_Your task:_
Copy every one of the records below word for word, leaving out the pictures.

-- Begin Record list --

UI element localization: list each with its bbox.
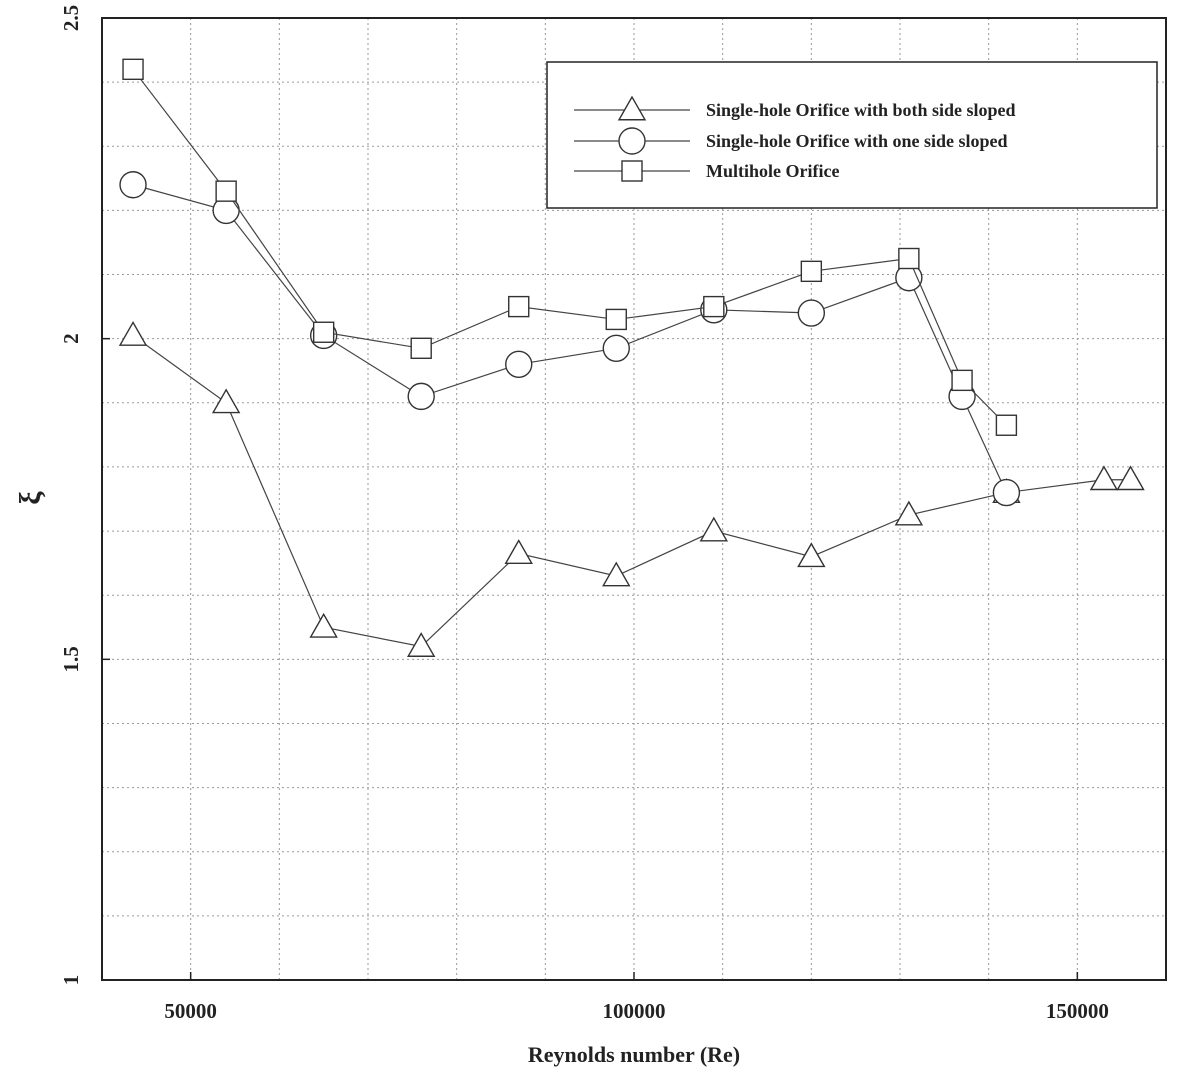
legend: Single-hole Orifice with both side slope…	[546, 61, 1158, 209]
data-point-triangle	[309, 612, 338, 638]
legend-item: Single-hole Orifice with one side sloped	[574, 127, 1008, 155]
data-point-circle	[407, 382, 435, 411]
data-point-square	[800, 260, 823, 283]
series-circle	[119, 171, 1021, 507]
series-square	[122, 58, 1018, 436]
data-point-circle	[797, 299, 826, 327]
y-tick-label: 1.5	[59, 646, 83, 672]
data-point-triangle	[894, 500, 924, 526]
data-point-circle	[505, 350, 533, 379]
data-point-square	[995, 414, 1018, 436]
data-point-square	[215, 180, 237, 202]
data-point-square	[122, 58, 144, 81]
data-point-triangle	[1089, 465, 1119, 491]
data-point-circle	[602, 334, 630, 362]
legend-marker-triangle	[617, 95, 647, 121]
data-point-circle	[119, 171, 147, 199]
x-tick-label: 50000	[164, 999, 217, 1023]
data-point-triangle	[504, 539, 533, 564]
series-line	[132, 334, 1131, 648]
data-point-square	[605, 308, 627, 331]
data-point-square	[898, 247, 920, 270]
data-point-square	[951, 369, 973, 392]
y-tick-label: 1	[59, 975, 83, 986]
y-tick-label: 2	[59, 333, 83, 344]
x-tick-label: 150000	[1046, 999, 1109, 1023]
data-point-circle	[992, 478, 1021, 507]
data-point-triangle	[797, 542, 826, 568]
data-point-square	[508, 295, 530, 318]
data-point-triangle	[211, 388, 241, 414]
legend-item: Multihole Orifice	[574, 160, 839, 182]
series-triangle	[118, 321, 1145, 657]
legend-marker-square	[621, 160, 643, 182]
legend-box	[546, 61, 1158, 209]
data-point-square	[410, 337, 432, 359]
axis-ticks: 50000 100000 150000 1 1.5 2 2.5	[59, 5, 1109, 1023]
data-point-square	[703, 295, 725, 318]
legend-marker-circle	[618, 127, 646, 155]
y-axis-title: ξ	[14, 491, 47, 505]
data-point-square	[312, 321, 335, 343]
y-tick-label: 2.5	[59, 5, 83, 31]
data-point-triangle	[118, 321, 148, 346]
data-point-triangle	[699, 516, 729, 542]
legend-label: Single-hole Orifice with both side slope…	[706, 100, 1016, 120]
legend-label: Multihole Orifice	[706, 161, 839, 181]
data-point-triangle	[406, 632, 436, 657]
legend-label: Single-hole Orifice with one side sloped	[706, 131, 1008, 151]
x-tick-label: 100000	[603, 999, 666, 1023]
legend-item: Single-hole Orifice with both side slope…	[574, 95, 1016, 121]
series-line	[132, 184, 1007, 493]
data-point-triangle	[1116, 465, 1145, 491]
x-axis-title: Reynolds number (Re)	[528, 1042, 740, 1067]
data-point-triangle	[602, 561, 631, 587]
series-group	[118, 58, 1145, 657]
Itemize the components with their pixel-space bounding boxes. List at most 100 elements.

-- End Record list --

_Response to this exercise:_
UI element localization: list each with its bbox.
legend: Single-hole Orifice with both side slope…	[546, 61, 1158, 209]
data-point-triangle	[309, 612, 338, 638]
legend-item: Single-hole Orifice with one side sloped	[574, 127, 1008, 155]
data-point-circle	[407, 382, 435, 411]
data-point-square	[800, 260, 823, 283]
series-circle	[119, 171, 1021, 507]
series-square	[122, 58, 1018, 436]
data-point-circle	[797, 299, 826, 327]
y-tick-label: 1.5	[59, 646, 83, 672]
data-point-triangle	[894, 500, 924, 526]
data-point-circle	[505, 350, 533, 379]
data-point-square	[995, 414, 1018, 436]
data-point-square	[215, 180, 237, 202]
data-point-square	[122, 58, 144, 81]
data-point-triangle	[1089, 465, 1119, 491]
data-point-circle	[602, 334, 630, 362]
legend-marker-triangle	[617, 95, 647, 121]
data-point-circle	[119, 171, 147, 199]
x-tick-label: 50000	[164, 999, 217, 1023]
data-point-triangle	[504, 539, 533, 564]
series-line	[132, 334, 1131, 648]
data-point-square	[605, 308, 627, 331]
data-point-square	[898, 247, 920, 270]
data-point-square	[951, 369, 973, 392]
y-tick-label: 1	[59, 975, 83, 986]
y-tick-label: 2	[59, 333, 83, 344]
x-tick-label: 150000	[1046, 999, 1109, 1023]
data-point-circle	[992, 478, 1021, 507]
data-point-triangle	[797, 542, 826, 568]
data-point-square	[508, 295, 530, 318]
data-point-triangle	[211, 388, 241, 414]
legend-item: Multihole Orifice	[574, 160, 839, 182]
series-triangle	[118, 321, 1145, 657]
legend-marker-square	[621, 160, 643, 182]
legend-box	[546, 61, 1158, 209]
data-point-square	[410, 337, 432, 359]
axis-ticks: 50000 100000 150000 1 1.5 2 2.5	[59, 5, 1109, 1023]
data-point-square	[703, 295, 725, 318]
legend-marker-circle	[618, 127, 646, 155]
y-axis-title: ξ	[14, 491, 47, 505]
data-point-square	[312, 321, 335, 343]
y-tick-label: 2.5	[59, 5, 83, 31]
data-point-triangle	[118, 321, 148, 346]
data-point-triangle	[699, 516, 729, 542]
legend-label: Single-hole Orifice with both side slope…	[706, 100, 1016, 120]
legend-label: Multihole Orifice	[706, 161, 839, 181]
data-point-triangle	[406, 632, 436, 657]
legend-label: Single-hole Orifice with one side sloped	[706, 131, 1008, 151]
x-tick-label: 100000	[603, 999, 666, 1023]
legend-item: Single-hole Orifice with both side slope…	[574, 95, 1016, 121]
series-line	[132, 184, 1007, 493]
data-point-triangle	[1116, 465, 1145, 491]
x-axis-title: Reynolds number (Re)	[528, 1042, 740, 1067]
data-point-triangle	[602, 561, 631, 587]
series-group	[118, 58, 1145, 657]
Itemize the components with their pixel-space bounding boxes. List at most 100 elements.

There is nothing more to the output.